What you have to do: Starting at the line that has "chord-barren-to-barren <box>2046 118" and stopping after the line that has "tick-label: 60% <box>912 209 981 264</box>", rewrite those items with every "tick-mark" changed to "tick-line". Leave everything else unchanged.

BEGIN Supplied data

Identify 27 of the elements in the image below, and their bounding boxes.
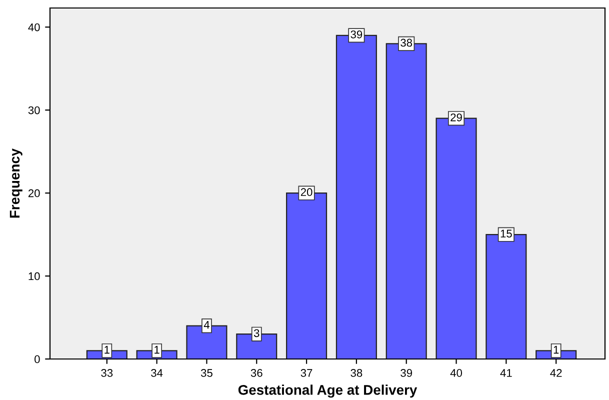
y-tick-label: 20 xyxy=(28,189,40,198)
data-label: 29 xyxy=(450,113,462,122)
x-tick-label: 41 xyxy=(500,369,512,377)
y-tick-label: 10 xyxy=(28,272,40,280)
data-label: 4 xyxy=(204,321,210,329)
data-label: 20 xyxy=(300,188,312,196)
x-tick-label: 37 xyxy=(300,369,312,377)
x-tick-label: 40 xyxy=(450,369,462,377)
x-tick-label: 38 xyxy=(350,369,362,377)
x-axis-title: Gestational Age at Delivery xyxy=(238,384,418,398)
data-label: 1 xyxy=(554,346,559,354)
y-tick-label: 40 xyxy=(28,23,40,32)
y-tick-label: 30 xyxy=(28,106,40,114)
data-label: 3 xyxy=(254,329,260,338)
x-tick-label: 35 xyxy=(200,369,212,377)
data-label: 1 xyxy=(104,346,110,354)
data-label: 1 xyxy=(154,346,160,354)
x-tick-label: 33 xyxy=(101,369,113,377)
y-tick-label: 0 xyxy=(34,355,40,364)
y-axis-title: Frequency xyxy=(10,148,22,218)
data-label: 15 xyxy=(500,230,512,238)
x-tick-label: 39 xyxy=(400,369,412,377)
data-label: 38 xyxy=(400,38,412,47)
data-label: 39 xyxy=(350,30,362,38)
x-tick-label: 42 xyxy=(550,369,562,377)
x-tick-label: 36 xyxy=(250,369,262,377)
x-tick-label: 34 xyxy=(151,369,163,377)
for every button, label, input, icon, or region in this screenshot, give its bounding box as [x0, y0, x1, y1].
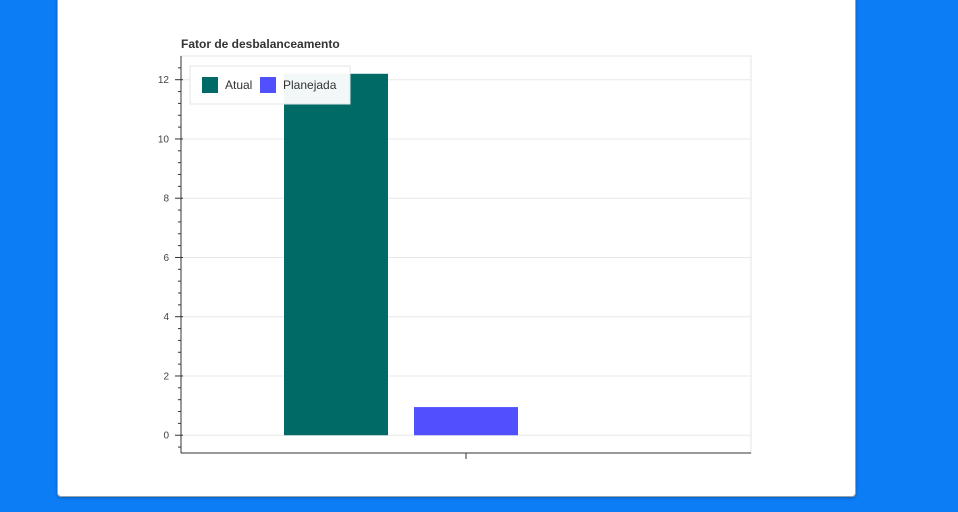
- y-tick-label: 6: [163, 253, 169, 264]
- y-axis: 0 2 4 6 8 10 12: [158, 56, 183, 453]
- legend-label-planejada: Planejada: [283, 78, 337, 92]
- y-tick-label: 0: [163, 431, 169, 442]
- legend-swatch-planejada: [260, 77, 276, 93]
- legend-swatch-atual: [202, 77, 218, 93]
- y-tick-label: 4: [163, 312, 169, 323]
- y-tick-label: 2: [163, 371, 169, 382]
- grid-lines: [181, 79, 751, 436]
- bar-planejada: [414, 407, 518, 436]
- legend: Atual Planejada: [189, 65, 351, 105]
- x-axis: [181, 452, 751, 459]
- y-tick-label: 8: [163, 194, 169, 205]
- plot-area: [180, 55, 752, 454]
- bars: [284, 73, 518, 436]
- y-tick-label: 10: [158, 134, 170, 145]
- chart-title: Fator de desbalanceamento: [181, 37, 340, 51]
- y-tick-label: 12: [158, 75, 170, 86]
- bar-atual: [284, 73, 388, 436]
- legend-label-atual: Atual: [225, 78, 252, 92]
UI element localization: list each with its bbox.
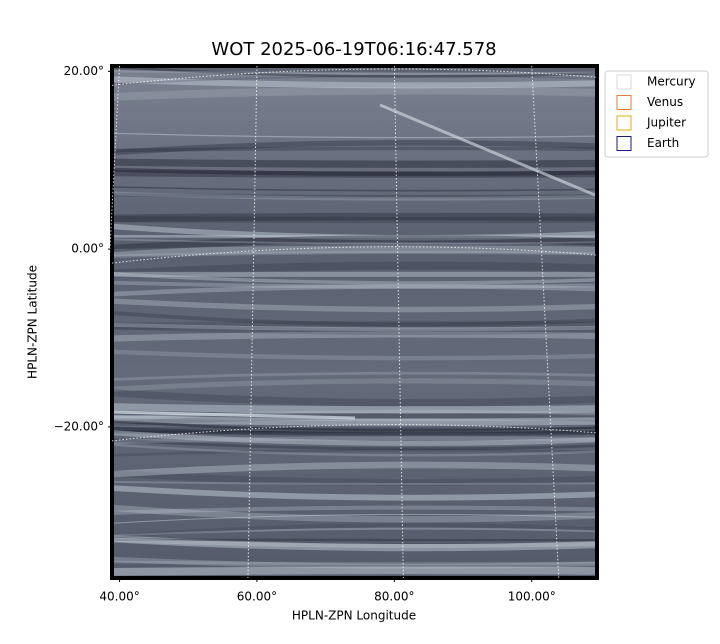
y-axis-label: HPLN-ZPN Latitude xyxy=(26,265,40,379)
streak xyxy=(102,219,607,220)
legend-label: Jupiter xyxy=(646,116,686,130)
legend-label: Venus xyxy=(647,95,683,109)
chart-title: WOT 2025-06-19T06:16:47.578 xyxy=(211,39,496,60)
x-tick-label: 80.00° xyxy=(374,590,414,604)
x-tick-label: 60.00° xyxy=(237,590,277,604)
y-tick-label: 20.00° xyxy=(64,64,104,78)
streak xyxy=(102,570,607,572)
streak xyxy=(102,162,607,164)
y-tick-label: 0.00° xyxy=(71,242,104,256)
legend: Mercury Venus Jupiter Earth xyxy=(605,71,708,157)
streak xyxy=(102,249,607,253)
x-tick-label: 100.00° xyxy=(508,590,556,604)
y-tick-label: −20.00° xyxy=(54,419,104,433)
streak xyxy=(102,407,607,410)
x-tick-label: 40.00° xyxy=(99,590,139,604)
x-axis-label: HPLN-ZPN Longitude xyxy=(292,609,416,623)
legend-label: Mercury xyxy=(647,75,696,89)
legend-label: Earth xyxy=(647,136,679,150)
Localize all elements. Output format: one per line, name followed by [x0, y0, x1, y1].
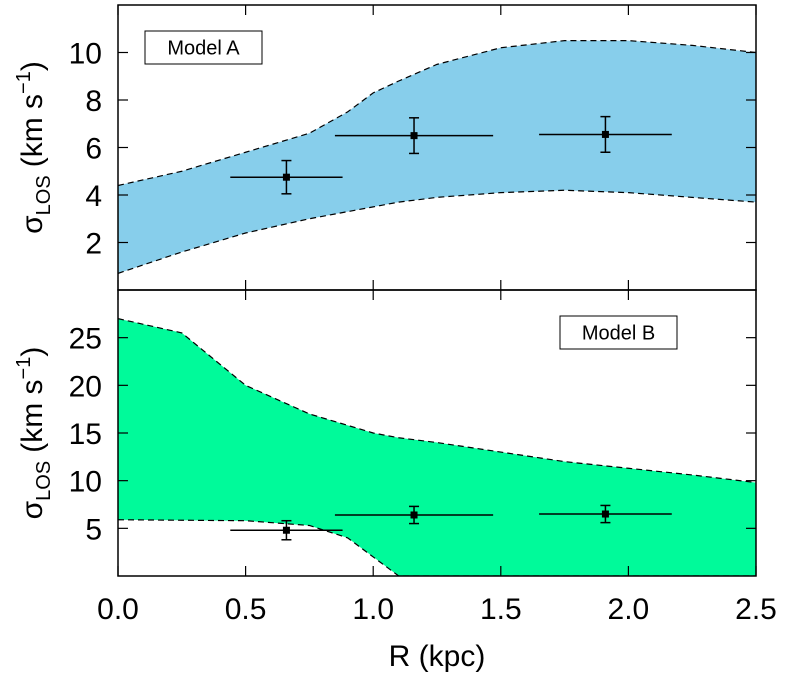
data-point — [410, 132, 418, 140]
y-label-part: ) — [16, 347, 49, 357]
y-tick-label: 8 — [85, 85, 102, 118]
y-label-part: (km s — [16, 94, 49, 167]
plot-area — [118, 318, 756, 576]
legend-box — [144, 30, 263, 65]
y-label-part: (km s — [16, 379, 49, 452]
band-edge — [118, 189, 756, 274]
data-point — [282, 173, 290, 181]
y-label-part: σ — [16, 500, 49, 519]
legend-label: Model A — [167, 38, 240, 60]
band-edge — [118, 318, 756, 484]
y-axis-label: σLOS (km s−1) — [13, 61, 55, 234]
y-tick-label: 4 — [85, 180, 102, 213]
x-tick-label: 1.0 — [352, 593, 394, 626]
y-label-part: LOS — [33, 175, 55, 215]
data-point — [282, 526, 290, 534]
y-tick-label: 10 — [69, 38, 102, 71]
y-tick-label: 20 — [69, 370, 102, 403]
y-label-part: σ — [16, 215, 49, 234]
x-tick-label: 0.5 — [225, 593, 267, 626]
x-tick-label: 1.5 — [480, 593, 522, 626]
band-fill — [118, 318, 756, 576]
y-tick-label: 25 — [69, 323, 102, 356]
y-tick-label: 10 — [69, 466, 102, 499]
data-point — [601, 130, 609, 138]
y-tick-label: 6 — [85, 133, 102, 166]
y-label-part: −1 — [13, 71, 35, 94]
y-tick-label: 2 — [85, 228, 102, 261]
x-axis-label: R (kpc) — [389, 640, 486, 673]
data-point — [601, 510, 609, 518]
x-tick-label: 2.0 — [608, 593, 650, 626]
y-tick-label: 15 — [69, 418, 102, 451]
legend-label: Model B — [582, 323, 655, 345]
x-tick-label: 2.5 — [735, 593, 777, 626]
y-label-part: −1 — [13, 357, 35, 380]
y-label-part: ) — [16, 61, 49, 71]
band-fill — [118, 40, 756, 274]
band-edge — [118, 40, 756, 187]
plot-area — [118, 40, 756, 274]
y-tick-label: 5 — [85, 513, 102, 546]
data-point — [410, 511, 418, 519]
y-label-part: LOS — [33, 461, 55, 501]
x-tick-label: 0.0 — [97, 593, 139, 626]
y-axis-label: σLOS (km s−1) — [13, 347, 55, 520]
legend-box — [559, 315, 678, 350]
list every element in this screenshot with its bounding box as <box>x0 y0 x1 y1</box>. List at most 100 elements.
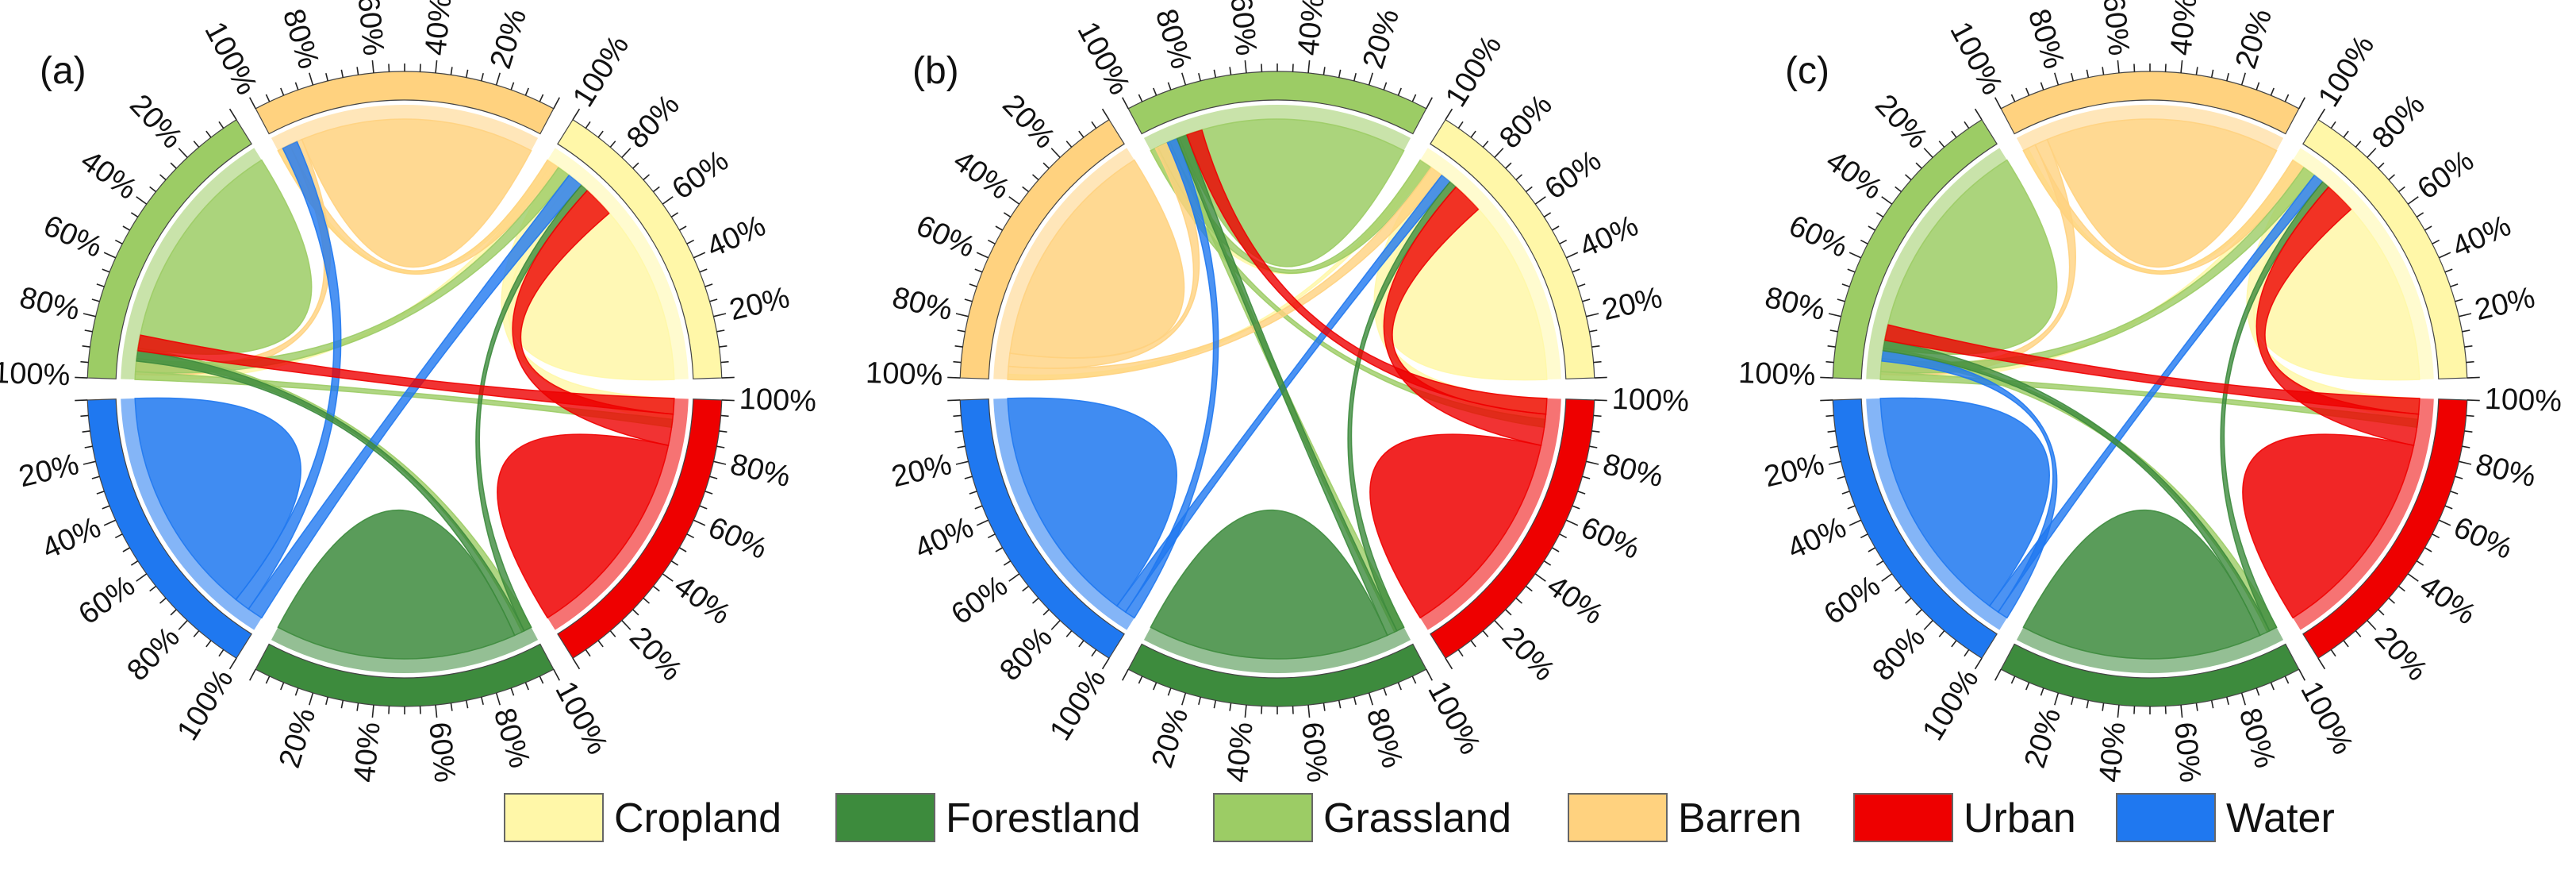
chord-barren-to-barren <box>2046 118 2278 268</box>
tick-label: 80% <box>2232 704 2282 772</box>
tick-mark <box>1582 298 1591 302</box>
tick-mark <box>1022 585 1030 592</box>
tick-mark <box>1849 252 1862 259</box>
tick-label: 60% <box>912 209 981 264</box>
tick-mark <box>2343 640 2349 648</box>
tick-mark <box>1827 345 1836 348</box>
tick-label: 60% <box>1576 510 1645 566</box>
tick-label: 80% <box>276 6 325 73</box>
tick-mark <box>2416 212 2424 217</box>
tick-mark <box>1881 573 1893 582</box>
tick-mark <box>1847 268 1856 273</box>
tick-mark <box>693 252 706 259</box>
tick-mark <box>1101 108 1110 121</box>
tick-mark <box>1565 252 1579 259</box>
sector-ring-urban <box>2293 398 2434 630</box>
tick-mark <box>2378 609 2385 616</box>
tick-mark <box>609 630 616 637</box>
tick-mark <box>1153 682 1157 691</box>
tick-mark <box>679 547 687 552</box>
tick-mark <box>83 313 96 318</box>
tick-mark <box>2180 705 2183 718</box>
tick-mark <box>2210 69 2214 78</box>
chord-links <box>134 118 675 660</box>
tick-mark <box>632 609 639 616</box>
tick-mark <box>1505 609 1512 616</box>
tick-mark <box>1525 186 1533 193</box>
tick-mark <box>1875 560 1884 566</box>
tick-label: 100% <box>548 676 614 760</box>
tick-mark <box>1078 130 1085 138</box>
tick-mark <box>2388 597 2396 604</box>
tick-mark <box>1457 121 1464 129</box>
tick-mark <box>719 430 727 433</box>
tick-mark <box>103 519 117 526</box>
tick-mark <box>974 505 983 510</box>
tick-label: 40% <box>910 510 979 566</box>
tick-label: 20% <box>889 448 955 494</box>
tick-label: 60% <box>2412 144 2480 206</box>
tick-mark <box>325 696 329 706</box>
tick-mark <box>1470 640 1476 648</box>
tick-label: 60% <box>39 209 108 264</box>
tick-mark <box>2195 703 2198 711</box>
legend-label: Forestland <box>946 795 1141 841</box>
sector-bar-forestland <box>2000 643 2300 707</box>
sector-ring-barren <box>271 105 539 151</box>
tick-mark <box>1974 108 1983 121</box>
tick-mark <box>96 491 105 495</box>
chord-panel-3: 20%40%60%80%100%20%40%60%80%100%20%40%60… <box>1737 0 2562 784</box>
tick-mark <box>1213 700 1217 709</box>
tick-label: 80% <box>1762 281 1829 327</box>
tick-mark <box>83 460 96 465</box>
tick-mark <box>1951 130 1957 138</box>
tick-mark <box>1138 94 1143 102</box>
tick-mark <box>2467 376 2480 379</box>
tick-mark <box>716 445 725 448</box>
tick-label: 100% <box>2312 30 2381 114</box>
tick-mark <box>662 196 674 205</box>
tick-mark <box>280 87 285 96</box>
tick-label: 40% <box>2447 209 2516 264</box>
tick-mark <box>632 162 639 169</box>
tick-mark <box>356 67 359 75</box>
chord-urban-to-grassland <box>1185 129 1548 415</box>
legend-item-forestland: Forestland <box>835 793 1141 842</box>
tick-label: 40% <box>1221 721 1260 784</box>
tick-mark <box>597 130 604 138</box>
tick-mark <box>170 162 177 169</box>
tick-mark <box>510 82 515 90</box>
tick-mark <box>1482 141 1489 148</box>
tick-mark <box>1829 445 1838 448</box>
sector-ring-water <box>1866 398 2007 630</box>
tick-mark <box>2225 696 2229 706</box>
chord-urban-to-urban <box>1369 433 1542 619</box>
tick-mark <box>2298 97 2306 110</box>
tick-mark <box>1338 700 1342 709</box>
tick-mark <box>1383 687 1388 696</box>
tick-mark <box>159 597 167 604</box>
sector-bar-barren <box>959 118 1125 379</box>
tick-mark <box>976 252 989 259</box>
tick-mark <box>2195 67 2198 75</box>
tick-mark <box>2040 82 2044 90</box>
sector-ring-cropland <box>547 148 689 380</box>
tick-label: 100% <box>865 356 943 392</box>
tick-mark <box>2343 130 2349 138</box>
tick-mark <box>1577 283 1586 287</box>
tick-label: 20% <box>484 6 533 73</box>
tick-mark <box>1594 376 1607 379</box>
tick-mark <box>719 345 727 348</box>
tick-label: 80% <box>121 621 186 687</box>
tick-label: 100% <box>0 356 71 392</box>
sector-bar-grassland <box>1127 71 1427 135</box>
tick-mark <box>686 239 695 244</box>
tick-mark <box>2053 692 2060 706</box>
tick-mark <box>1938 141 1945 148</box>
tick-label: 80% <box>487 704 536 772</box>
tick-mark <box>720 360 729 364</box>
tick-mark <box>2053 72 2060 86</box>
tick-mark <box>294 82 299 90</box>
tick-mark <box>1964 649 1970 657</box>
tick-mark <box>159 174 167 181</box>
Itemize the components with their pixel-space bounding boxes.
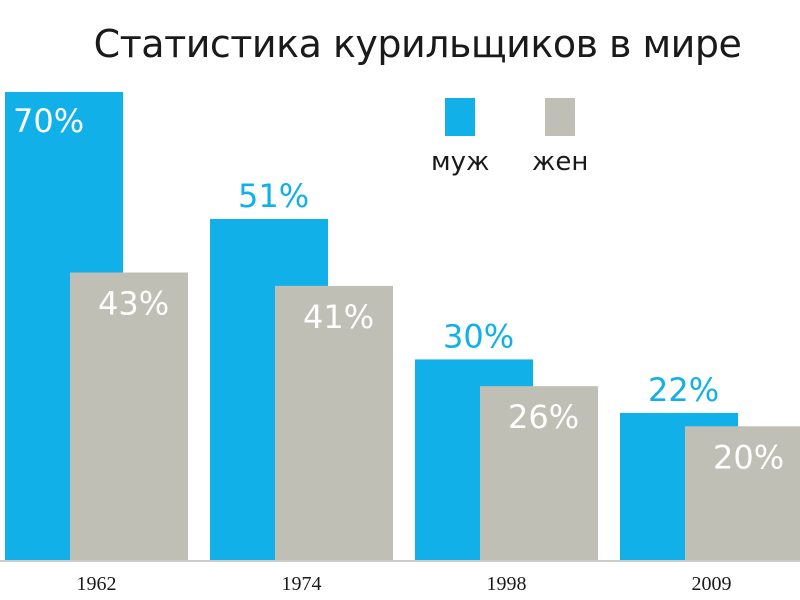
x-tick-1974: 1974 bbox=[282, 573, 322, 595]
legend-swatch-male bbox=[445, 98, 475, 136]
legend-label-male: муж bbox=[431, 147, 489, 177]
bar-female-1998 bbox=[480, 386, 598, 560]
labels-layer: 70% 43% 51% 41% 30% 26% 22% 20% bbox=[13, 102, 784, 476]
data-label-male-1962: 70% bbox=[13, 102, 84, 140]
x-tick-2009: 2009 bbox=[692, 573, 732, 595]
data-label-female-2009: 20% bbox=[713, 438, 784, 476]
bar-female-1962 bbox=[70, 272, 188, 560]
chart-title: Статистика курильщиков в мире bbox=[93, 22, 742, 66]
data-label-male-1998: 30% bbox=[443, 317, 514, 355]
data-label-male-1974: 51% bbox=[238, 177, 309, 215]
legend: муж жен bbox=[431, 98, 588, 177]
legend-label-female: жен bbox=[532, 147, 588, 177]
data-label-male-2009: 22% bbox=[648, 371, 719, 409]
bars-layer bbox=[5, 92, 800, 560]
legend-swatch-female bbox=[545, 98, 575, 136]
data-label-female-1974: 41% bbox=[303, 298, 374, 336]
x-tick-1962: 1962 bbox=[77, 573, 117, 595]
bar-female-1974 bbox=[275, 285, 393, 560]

END Supplied data

Result below:
chord-barren-to-barren <box>2046 118 2278 268</box>
tick-label: 80% <box>2232 704 2282 772</box>
tick-line <box>1582 298 1591 302</box>
tick-line <box>1022 585 1030 592</box>
tick-line <box>1849 252 1862 259</box>
tick-label: 60% <box>912 209 981 264</box>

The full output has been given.